--- EXERCISE MATERIALS ---

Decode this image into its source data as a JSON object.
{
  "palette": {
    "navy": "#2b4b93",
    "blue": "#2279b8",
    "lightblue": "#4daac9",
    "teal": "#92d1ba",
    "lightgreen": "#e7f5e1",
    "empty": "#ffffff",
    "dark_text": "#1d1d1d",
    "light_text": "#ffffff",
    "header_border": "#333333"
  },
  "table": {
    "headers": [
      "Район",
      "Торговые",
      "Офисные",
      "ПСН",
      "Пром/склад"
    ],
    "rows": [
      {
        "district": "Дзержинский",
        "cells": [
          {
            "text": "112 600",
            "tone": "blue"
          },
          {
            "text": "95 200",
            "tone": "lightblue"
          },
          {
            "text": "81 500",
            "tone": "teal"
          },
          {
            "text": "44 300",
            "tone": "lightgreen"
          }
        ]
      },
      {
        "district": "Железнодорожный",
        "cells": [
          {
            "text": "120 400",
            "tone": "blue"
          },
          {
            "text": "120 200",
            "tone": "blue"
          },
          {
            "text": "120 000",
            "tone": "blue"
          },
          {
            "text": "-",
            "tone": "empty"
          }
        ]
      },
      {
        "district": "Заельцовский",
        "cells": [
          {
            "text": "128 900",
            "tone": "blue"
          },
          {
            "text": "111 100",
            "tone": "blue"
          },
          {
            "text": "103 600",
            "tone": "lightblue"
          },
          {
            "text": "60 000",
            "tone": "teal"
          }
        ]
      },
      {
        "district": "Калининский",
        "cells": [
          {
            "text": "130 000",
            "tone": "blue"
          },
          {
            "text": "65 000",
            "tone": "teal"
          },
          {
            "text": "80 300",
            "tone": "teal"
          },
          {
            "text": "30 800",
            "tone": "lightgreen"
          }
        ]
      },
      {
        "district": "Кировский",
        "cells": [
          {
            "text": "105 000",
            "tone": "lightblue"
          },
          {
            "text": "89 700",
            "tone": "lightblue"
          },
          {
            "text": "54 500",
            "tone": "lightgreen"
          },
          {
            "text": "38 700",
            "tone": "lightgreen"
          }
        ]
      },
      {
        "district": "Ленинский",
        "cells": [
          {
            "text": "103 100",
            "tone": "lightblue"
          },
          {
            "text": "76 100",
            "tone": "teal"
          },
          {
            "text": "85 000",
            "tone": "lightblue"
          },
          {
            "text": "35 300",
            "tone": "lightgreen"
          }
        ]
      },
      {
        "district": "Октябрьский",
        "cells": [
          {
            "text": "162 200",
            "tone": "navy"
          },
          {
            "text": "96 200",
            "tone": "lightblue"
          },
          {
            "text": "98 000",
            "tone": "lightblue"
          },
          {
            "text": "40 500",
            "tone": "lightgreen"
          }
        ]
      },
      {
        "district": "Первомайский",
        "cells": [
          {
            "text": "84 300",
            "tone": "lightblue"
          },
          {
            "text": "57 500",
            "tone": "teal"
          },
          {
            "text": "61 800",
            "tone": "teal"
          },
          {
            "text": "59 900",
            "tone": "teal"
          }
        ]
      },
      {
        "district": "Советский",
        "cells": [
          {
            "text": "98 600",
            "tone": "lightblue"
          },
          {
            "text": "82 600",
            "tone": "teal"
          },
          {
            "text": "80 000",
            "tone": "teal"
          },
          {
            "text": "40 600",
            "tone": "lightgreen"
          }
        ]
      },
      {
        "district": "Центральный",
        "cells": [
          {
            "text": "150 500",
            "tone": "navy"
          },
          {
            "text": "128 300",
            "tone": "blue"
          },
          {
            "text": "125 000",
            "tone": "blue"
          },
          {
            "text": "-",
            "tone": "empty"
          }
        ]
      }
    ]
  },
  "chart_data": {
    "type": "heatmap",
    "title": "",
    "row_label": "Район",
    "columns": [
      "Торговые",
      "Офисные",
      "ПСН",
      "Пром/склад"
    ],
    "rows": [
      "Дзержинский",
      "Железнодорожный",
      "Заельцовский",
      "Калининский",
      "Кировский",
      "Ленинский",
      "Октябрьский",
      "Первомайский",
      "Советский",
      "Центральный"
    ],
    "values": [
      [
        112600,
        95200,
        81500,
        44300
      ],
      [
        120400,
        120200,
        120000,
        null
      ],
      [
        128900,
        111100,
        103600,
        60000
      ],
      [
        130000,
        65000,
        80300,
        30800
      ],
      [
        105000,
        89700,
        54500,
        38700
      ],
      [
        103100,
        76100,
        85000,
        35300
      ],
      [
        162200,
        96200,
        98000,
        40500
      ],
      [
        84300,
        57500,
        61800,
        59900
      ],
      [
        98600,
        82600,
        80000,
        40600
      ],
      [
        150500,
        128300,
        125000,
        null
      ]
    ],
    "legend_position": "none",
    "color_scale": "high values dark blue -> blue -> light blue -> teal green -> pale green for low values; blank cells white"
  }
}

---

▶ PROBLEM
Only an exact copy of the entries above will do.

▶ EXPECTED ANSWER
Decode this image into its source data as a JSON object.
{
  "palette": {
    "navy": "#2b4b93",
    "blue": "#2279b8",
    "lightblue": "#4daac9",
    "teal": "#92d1ba",
    "lightgreen": "#e7f5e1",
    "empty": "#ffffff",
    "dark_text": "#1d1d1d",
    "light_text": "#ffffff",
    "header_border": "#333333"
  },
  "table": {
    "headers": [
      "Район",
      "Торговые",
      "Офисные",
      "ПСН",
      "Пром/склад"
    ],
    "rows": [
      {
        "district": "Дзержинский",
        "cells": [
          {
            "text": "112 600",
            "tone": "blue"
          },
          {
            "text": "95 200",
            "tone": "lightblue"
          },
          {
            "text": "81 500",
            "tone": "teal"
          },
          {
            "text": "44 300",
            "tone": "lightgreen"
          }
        ]
      },
      {
        "district": "Железнодорожный",
        "cells": [
          {
            "text": "120 400",
            "tone": "blue"
          },
          {
            "text": "120 200",
            "tone": "blue"
          },
          {
            "text": "120 000",
            "tone": "blue"
          },
          {
            "text": "-",
            "tone": "empty"
          }
        ]
      },
      {
        "district": "Заельцовский",
        "cells": [
          {
            "text": "128 900",
            "tone": "blue"
          },
          {
            "text": "111 100",
            "tone": "blue"
          },
          {
            "text": "103 600",
            "tone": "lightblue"
          },
          {
            "text": "60 000",
            "tone": "teal"
          }
        ]
      },
      {
        "district": "Калининский",
        "cells": [
          {
            "text": "130 000",
            "tone": "blue"
          },
          {
            "text": "65 000",
            "tone": "teal"
          },
          {
            "text": "80 300",
            "tone": "teal"
          },
          {
            "text": "30 800",
            "tone": "lightgreen"
          }
        ]
      },
      {
        "district": "Кировский",
        "cells": [
          {
            "text": "105 000",
            "tone": "lightblue"
          },
          {
            "text": "89 700",
            "tone": "lightblue"
          },
          {
            "text": "54 500",
            "tone": "lightgreen"
          },
          {
            "text": "38 700",
            "tone": "lightgreen"
          }
        ]
      },
      {
        "district": "Ленинский",
        "cells": [
          {
            "text": "103 100",
            "tone": "lightblue"
          },
          {
            "text": "76 100",
            "tone": "teal"
          },
          {
            "text": "85 000",
            "tone": "lightblue"
          },
          {
            "text": "35 300",
            "tone": "lightgreen"
          }
        ]
      },
      {
        "district": "Октябрьский",
        "cells": [
          {
            "text": "162 200",
            "tone": "navy"
          },
          {
            "text": "96 200",
            "tone": "lightblue"
          },
          {
            "text": "98 000",
            "tone": "lightblue"
          },
          {
            "text": "40 500",
            "tone": "lightgreen"
          }
        ]
      },
      {
        "district": "Первомайский",
        "cells": [
          {
            "text": "84 300",
            "tone": "lightblue"
          },
          {
            "text": "57 500",
            "tone": "teal"
          },
          {
            "text": "61 800",
            "tone": "teal"
          },
          {
            "text": "59 900",
            "tone": "teal"
          }
        ]
      },
      {
        "district": "Советский",
        "cells": [
          {
            "text": "98 600",
            "tone": "lightblue"
          },
          {
            "text": "82 600",
            "tone": "teal"
          },
          {
            "text": "80 000",
            "tone": "teal"
          },
          {
            "text": "40 600",
            "tone": "lightgreen"
          }
        ]
      },
      {
        "district": "Центральный",
        "cells": [
          {
            "text": "150 500",
            "tone": "navy"
          },
          {
            "text": "128 300",
            "tone": "blue"
          },
          {
            "text": "125 000",
            "tone": "blue"
          },
          {
            "text": "-",
            "tone": "empty"
          }
        ]
      }
    ]
  },
  "chart_data": {
    "type": "heatmap",
    "title": "",
    "row_label": "Район",
    "columns": [
      "Торговые",
      "Офисные",
      "ПСН",
      "Пром/склад"
    ],
    "rows": [
      "Дзержинский",
      "Железнодорожный",
      "Заельцовский",
      "Калининский",
      "Кировский",
      "Ленинский",
      "Октябрьский",
      "Первомайский",
      "Советский",
      "Центральный"
    ],
    "values": [
      [
        112600,
        95200,
        81500,
        44300
      ],
      [
        120400,
        120200,
        120000,
        null
      ],
      [
        128900,
        111100,
        103600,
        60000
      ],
      [
        130000,
        65000,
        80300,
        30800
      ],
      [
        105000,
        89700,
        54500,
        38700
      ],
      [
        103100,
        76100,
        85000,
        35300
      ],
      [
        162200,
        96200,
        98000,
        40500
      ],
      [
        84300,
        57500,
        61800,
        59900
      ],
      [
        98600,
        82600,
        80000,
        40600
      ],
      [
        150500,
        128300,
        125000,
        null
      ]
    ],
    "legend_position": "none",
    "color_scale": "high values dark blue -> blue -> light blue -> teal green -> pale green for low values; blank cells white"
  }
}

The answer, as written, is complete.